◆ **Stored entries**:
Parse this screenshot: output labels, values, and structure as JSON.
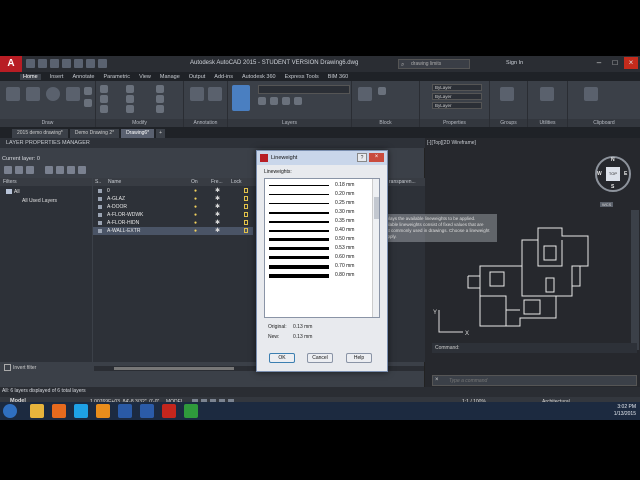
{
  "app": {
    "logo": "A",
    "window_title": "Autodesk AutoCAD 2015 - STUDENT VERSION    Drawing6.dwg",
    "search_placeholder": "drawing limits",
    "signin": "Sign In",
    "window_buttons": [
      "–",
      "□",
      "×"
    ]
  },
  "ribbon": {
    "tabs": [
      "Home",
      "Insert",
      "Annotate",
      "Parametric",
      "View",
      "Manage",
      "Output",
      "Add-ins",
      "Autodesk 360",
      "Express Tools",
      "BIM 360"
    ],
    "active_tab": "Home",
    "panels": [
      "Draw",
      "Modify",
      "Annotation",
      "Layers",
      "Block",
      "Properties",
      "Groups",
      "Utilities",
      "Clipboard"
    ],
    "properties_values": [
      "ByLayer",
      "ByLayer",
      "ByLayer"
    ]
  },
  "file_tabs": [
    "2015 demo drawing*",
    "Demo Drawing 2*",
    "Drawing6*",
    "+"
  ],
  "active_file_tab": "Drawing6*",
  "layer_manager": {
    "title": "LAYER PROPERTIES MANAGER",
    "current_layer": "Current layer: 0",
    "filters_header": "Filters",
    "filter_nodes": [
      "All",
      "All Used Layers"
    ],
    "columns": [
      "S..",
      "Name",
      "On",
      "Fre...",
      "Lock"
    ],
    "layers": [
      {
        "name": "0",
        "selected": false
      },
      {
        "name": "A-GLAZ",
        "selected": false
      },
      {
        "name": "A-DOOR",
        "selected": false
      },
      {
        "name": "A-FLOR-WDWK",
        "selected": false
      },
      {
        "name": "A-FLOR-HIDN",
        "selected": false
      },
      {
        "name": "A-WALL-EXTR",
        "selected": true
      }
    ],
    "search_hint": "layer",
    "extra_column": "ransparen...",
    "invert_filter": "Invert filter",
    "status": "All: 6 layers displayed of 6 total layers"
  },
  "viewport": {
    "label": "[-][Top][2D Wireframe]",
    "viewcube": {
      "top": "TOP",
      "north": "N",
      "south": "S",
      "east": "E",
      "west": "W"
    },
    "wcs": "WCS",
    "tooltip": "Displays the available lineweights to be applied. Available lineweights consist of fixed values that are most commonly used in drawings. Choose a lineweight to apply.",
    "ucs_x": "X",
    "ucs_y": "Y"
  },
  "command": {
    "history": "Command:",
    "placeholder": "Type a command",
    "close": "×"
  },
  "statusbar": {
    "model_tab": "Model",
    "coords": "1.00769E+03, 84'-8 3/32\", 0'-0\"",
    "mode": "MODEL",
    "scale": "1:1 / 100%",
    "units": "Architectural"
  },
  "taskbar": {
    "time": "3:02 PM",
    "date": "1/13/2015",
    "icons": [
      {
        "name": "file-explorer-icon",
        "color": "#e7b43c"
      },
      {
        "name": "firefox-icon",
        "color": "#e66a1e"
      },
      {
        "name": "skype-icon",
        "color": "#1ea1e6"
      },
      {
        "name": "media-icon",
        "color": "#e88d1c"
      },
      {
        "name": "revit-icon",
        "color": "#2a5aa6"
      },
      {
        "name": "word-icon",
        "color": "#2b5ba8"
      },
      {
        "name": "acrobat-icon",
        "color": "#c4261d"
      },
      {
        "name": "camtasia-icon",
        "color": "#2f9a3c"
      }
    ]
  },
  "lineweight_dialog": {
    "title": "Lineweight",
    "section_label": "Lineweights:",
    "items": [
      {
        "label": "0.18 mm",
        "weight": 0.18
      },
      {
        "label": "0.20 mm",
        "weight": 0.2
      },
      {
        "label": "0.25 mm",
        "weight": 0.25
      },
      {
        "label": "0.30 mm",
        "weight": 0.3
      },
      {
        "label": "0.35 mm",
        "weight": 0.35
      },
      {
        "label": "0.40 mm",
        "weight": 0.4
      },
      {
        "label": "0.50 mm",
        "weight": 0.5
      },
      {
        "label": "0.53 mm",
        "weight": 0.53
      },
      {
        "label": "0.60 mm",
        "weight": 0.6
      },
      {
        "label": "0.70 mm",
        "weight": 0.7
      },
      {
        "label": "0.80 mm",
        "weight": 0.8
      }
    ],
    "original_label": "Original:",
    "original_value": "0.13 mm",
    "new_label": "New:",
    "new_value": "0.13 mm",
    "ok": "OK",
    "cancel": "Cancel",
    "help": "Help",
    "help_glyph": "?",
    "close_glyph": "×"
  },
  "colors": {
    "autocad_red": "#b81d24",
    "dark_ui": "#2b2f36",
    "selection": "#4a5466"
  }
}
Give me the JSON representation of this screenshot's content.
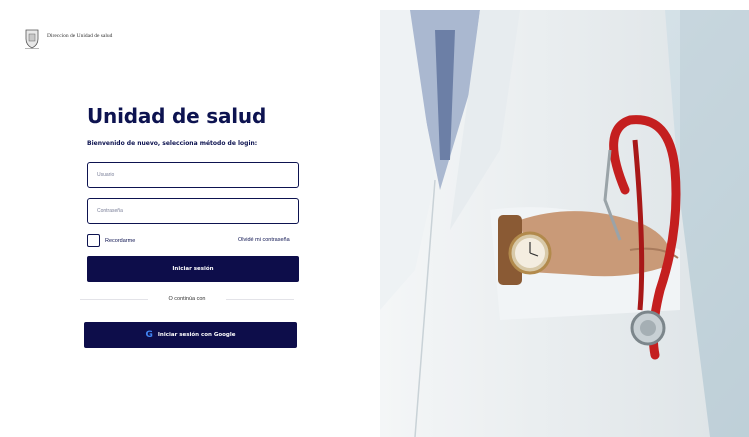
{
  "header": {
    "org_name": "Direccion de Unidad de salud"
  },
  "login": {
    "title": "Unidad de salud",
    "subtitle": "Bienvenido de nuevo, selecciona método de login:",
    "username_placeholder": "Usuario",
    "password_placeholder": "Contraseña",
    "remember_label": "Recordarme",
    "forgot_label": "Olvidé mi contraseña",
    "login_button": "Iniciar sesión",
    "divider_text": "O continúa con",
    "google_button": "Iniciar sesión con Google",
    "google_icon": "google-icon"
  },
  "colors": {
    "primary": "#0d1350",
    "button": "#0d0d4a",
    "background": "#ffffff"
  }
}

◆ **EXERCISE PROMPT**:
Only what runs from the line containing "Give me the" through the end of the entries above should be extracted, exactly and without pictures.

◆ **WRITTEN RESPONSE**:
Give me the JSON representation of this screenshot's content.
{
  "header": {
    "org_name": "Direccion de Unidad de salud"
  },
  "login": {
    "title": "Unidad de salud",
    "subtitle": "Bienvenido de nuevo, selecciona método de login:",
    "username_placeholder": "Usuario",
    "password_placeholder": "Contraseña",
    "remember_label": "Recordarme",
    "forgot_label": "Olvidé mi contraseña",
    "login_button": "Iniciar sesión",
    "divider_text": "O continúa con",
    "google_button": "Iniciar sesión con Google",
    "google_icon": "google-icon"
  },
  "colors": {
    "primary": "#0d1350",
    "button": "#0d0d4a",
    "background": "#ffffff"
  }
}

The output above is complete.